• Given records:

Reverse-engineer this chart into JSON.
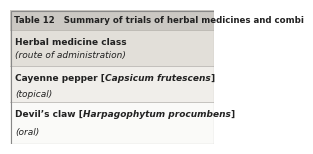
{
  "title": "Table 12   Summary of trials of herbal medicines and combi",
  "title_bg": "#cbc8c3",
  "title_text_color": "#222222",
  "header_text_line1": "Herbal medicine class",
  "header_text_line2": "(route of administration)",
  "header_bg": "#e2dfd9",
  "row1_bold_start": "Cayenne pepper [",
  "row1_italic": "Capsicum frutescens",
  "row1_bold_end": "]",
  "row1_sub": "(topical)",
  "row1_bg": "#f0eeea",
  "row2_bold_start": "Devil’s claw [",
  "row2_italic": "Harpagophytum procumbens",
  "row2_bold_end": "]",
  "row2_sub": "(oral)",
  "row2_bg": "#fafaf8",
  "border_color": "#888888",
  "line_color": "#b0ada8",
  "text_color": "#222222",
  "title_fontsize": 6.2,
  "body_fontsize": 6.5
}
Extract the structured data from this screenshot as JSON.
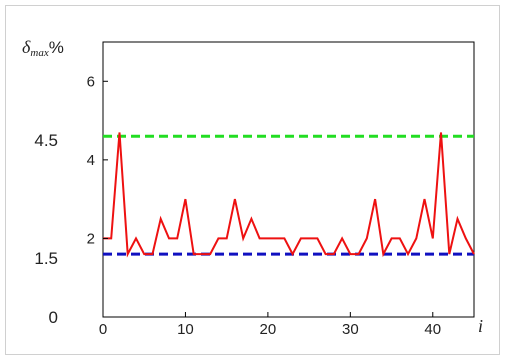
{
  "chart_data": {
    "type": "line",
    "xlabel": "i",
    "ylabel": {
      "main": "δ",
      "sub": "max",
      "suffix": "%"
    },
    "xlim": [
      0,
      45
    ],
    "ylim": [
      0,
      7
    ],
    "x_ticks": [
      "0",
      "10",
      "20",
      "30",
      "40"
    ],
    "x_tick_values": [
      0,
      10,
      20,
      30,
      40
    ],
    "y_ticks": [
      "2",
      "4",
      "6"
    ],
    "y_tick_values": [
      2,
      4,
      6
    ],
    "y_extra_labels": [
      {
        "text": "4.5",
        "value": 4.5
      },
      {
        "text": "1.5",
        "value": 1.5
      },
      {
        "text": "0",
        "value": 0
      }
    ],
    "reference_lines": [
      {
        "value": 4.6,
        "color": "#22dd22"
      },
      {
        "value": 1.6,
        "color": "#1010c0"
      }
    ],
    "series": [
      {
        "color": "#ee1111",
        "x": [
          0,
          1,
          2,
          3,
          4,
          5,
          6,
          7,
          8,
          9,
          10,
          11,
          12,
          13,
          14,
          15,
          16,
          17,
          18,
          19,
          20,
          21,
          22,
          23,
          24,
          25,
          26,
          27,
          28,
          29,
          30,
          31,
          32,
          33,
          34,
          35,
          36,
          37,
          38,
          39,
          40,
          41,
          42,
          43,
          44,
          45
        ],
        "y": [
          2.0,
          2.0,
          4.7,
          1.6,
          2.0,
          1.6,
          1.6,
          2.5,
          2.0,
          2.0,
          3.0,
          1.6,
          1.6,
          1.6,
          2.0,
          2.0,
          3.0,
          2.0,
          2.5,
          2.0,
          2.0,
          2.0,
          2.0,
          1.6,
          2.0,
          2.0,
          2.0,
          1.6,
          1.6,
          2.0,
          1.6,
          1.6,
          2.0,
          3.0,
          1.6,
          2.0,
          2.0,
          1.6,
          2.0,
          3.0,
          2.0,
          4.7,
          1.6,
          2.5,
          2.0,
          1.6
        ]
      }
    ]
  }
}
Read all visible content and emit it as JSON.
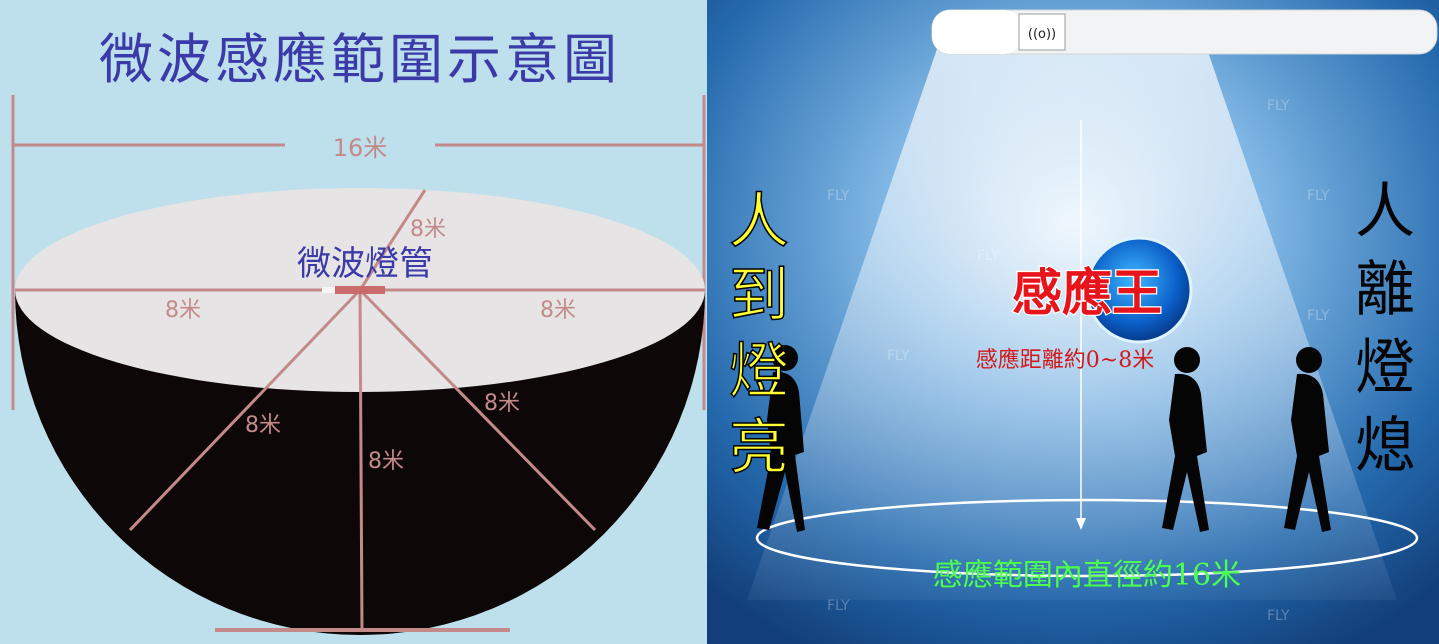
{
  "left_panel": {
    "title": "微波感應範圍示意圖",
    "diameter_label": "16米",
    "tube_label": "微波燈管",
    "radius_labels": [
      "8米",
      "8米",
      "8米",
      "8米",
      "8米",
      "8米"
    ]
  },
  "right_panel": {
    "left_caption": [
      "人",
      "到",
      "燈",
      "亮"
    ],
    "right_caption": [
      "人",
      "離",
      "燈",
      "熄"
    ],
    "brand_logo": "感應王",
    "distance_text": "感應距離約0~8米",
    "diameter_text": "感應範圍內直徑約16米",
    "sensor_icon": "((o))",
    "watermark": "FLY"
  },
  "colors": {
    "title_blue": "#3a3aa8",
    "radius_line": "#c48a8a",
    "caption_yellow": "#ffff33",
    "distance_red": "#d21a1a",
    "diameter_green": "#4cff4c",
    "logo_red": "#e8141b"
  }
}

• Exercise instructions:
Using the material above, gather every line that includes "JSON".

• Written response:
Reverse-engineer this chart into JSON.
Extract the structured data from this screenshot as JSON.
Read all visible content and emit it as JSON.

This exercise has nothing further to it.